Data:
########

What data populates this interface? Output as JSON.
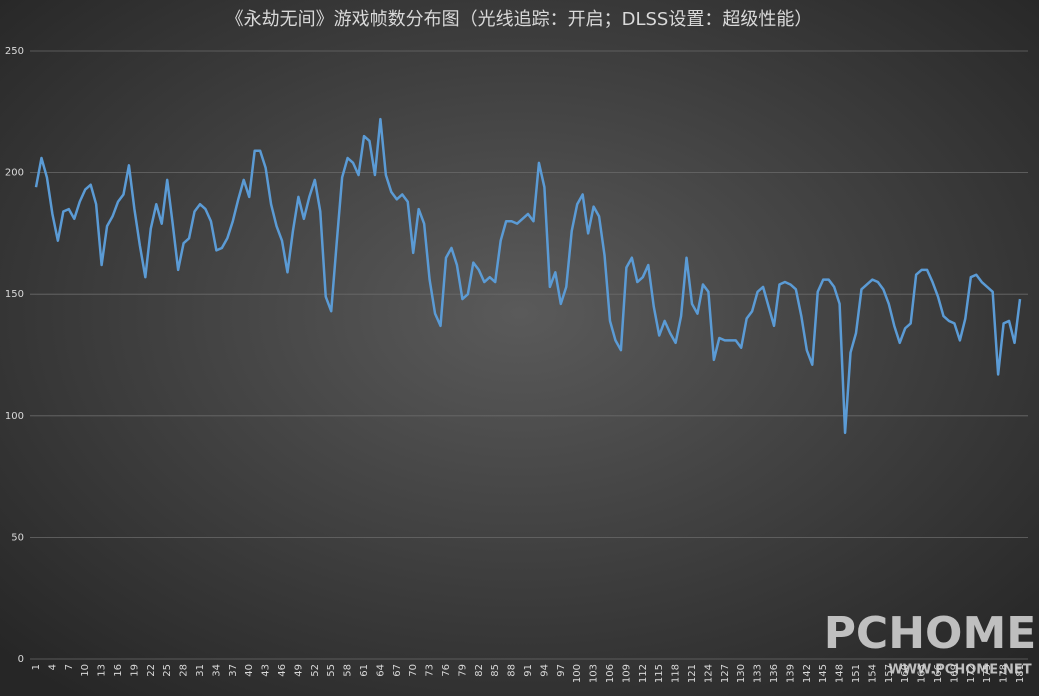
{
  "chart_data": {
    "type": "line",
    "title": "《永劫无间》游戏帧数分布图（光线追踪：开启；DLSS设置：超级性能）",
    "watermark": {
      "brand": "PCHOME",
      "url": "WWW.PCHOME.NET"
    },
    "categories": [
      "1",
      null,
      null,
      "4",
      null,
      null,
      "7",
      null,
      null,
      "10",
      null,
      null,
      "13",
      null,
      null,
      "16",
      null,
      null,
      "19",
      null,
      null,
      "22",
      null,
      null,
      "25",
      null,
      null,
      "28",
      null,
      null,
      "31",
      null,
      null,
      "34",
      null,
      null,
      "37",
      null,
      null,
      "40",
      null,
      null,
      "43",
      null,
      null,
      "46",
      null,
      null,
      "49",
      null,
      null,
      "52",
      null,
      null,
      "55",
      null,
      null,
      "58",
      null,
      null,
      "61",
      null,
      null,
      "64",
      null,
      null,
      "67",
      null,
      null,
      "70",
      null,
      null,
      "73",
      null,
      null,
      "76",
      null,
      null,
      "79",
      null,
      null,
      "82",
      null,
      null,
      "85",
      null,
      null,
      "88",
      null,
      null,
      "91",
      null,
      null,
      "94",
      null,
      null,
      "97",
      null,
      null,
      "100",
      null,
      null,
      "103",
      null,
      null,
      "106",
      null,
      null,
      "109",
      null,
      null,
      "112",
      null,
      null,
      "115",
      null,
      null,
      "118",
      null,
      null,
      "121",
      null,
      null,
      "124",
      null,
      null,
      "127",
      null,
      null,
      "130",
      null,
      null,
      "133",
      null,
      null,
      "136",
      null,
      null,
      "139",
      null,
      null,
      "142",
      null,
      null,
      "145",
      null,
      null,
      "148",
      null,
      null,
      "151",
      null,
      null,
      "154",
      null,
      null,
      "157",
      null,
      null,
      "160",
      null,
      null,
      "163",
      null,
      null,
      "166",
      null,
      null,
      "169",
      null,
      null,
      "172",
      null,
      null,
      "175",
      null,
      null,
      "178",
      null,
      null,
      "181"
    ],
    "series": [
      {
        "color": "#5b9bd5",
        "values": [
          194,
          206,
          198,
          183,
          172,
          184,
          185,
          181,
          188,
          193,
          195,
          187,
          162,
          178,
          182,
          188,
          191,
          203,
          185,
          170,
          157,
          177,
          187,
          179,
          197,
          179,
          160,
          171,
          173,
          184,
          187,
          185,
          180,
          168,
          169,
          173,
          180,
          189,
          197,
          190,
          209,
          209,
          202,
          187,
          178,
          172,
          159,
          176,
          190,
          181,
          190,
          197,
          184,
          149,
          143,
          171,
          198,
          206,
          204,
          199,
          215,
          213,
          199,
          222,
          199,
          192,
          189,
          191,
          188,
          167,
          185,
          179,
          156,
          142,
          137,
          165,
          169,
          162,
          148,
          150,
          163,
          160,
          155,
          157,
          155,
          172,
          180,
          180,
          179,
          181,
          183,
          180,
          204,
          194,
          153,
          159,
          146,
          153,
          176,
          187,
          191,
          175,
          186,
          182,
          166,
          139,
          131,
          127,
          161,
          165,
          155,
          157,
          162,
          145,
          133,
          139,
          134,
          130,
          141,
          165,
          146,
          142,
          154,
          151,
          123,
          132,
          131,
          131,
          131,
          128,
          140,
          143,
          151,
          153,
          145,
          137,
          154,
          155,
          154,
          152,
          141,
          127,
          121,
          151,
          156,
          156,
          153,
          146,
          93,
          126,
          134,
          152,
          154,
          156,
          155,
          152,
          146,
          137,
          130,
          136,
          138,
          158,
          160,
          160,
          155,
          149,
          141,
          139,
          138,
          131,
          140,
          157,
          158,
          155,
          153,
          151,
          117,
          138,
          139,
          130,
          148
        ]
      }
    ],
    "ylim": [
      0,
      250
    ],
    "yticks": [
      0,
      50,
      100,
      150,
      200,
      250
    ],
    "grid": true
  }
}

########

Written problem:
Repeat the material verbatim. Do not carry over any picture.

Correct output:
What data populates this interface? Output as JSON.
{
  "chart_data": {
    "type": "line",
    "title": "《永劫无间》游戏帧数分布图（光线追踪：开启；DLSS设置：超级性能）",
    "watermark": {
      "brand": "PCHOME",
      "url": "WWW.PCHOME.NET"
    },
    "categories": [
      "1",
      null,
      null,
      "4",
      null,
      null,
      "7",
      null,
      null,
      "10",
      null,
      null,
      "13",
      null,
      null,
      "16",
      null,
      null,
      "19",
      null,
      null,
      "22",
      null,
      null,
      "25",
      null,
      null,
      "28",
      null,
      null,
      "31",
      null,
      null,
      "34",
      null,
      null,
      "37",
      null,
      null,
      "40",
      null,
      null,
      "43",
      null,
      null,
      "46",
      null,
      null,
      "49",
      null,
      null,
      "52",
      null,
      null,
      "55",
      null,
      null,
      "58",
      null,
      null,
      "61",
      null,
      null,
      "64",
      null,
      null,
      "67",
      null,
      null,
      "70",
      null,
      null,
      "73",
      null,
      null,
      "76",
      null,
      null,
      "79",
      null,
      null,
      "82",
      null,
      null,
      "85",
      null,
      null,
      "88",
      null,
      null,
      "91",
      null,
      null,
      "94",
      null,
      null,
      "97",
      null,
      null,
      "100",
      null,
      null,
      "103",
      null,
      null,
      "106",
      null,
      null,
      "109",
      null,
      null,
      "112",
      null,
      null,
      "115",
      null,
      null,
      "118",
      null,
      null,
      "121",
      null,
      null,
      "124",
      null,
      null,
      "127",
      null,
      null,
      "130",
      null,
      null,
      "133",
      null,
      null,
      "136",
      null,
      null,
      "139",
      null,
      null,
      "142",
      null,
      null,
      "145",
      null,
      null,
      "148",
      null,
      null,
      "151",
      null,
      null,
      "154",
      null,
      null,
      "157",
      null,
      null,
      "160",
      null,
      null,
      "163",
      null,
      null,
      "166",
      null,
      null,
      "169",
      null,
      null,
      "172",
      null,
      null,
      "175",
      null,
      null,
      "178",
      null,
      null,
      "181"
    ],
    "series": [
      {
        "color": "#5b9bd5",
        "values": [
          194,
          206,
          198,
          183,
          172,
          184,
          185,
          181,
          188,
          193,
          195,
          187,
          162,
          178,
          182,
          188,
          191,
          203,
          185,
          170,
          157,
          177,
          187,
          179,
          197,
          179,
          160,
          171,
          173,
          184,
          187,
          185,
          180,
          168,
          169,
          173,
          180,
          189,
          197,
          190,
          209,
          209,
          202,
          187,
          178,
          172,
          159,
          176,
          190,
          181,
          190,
          197,
          184,
          149,
          143,
          171,
          198,
          206,
          204,
          199,
          215,
          213,
          199,
          222,
          199,
          192,
          189,
          191,
          188,
          167,
          185,
          179,
          156,
          142,
          137,
          165,
          169,
          162,
          148,
          150,
          163,
          160,
          155,
          157,
          155,
          172,
          180,
          180,
          179,
          181,
          183,
          180,
          204,
          194,
          153,
          159,
          146,
          153,
          176,
          187,
          191,
          175,
          186,
          182,
          166,
          139,
          131,
          127,
          161,
          165,
          155,
          157,
          162,
          145,
          133,
          139,
          134,
          130,
          141,
          165,
          146,
          142,
          154,
          151,
          123,
          132,
          131,
          131,
          131,
          128,
          140,
          143,
          151,
          153,
          145,
          137,
          154,
          155,
          154,
          152,
          141,
          127,
          121,
          151,
          156,
          156,
          153,
          146,
          93,
          126,
          134,
          152,
          154,
          156,
          155,
          152,
          146,
          137,
          130,
          136,
          138,
          158,
          160,
          160,
          155,
          149,
          141,
          139,
          138,
          131,
          140,
          157,
          158,
          155,
          153,
          151,
          117,
          138,
          139,
          130,
          148
        ]
      }
    ],
    "ylim": [
      0,
      250
    ],
    "yticks": [
      0,
      50,
      100,
      150,
      200,
      250
    ],
    "grid": true
  }
}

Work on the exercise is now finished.